> **Brief**
Return the lines below that carry the word "What".

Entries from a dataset
--------------------------------

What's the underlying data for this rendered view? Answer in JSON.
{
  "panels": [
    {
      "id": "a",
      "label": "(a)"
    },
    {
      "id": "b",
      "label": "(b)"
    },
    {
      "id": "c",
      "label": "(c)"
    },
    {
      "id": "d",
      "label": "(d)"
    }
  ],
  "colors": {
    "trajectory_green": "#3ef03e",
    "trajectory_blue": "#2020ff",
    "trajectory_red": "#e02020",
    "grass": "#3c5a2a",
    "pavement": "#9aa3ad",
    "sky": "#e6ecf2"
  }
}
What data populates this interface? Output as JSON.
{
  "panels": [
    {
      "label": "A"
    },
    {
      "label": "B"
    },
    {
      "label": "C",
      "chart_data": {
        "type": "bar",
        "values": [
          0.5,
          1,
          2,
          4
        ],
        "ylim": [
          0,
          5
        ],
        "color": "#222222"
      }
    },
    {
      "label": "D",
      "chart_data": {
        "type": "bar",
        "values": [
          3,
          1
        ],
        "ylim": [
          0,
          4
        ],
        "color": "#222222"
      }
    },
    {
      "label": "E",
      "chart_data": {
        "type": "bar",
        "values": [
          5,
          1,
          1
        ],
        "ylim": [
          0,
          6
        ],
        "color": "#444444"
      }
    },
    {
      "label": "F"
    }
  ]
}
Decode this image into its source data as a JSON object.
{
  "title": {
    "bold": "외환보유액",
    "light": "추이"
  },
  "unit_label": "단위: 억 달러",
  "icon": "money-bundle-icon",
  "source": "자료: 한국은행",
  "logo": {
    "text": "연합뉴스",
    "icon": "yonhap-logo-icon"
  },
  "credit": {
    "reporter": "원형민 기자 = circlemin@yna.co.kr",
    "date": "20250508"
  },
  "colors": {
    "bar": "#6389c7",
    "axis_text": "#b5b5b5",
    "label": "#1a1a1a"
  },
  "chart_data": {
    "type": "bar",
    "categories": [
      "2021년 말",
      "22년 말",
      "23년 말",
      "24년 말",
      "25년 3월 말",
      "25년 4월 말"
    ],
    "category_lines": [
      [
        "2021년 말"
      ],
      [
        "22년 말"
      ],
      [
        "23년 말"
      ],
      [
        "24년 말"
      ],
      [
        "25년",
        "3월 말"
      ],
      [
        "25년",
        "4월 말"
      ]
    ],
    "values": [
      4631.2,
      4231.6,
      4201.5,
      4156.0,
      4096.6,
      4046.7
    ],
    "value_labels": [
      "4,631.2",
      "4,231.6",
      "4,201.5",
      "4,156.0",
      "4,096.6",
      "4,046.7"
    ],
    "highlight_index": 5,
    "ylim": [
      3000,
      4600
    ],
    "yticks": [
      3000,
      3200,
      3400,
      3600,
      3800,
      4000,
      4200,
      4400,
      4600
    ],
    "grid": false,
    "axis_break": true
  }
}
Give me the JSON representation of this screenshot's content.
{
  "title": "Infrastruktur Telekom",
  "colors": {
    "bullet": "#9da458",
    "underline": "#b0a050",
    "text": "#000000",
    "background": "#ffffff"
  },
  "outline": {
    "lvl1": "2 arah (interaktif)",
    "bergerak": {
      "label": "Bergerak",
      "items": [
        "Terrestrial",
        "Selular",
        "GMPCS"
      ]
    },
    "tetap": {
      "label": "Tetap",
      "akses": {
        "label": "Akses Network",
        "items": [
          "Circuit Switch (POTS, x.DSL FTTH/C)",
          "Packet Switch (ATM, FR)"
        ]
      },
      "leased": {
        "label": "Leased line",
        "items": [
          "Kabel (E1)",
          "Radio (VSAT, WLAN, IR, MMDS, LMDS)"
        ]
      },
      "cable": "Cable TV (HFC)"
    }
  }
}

--------------------------------

> **Correct response**
What's the underlying data for this rendered view? Answer in JSON.
What data populates this interface? Output as JSON.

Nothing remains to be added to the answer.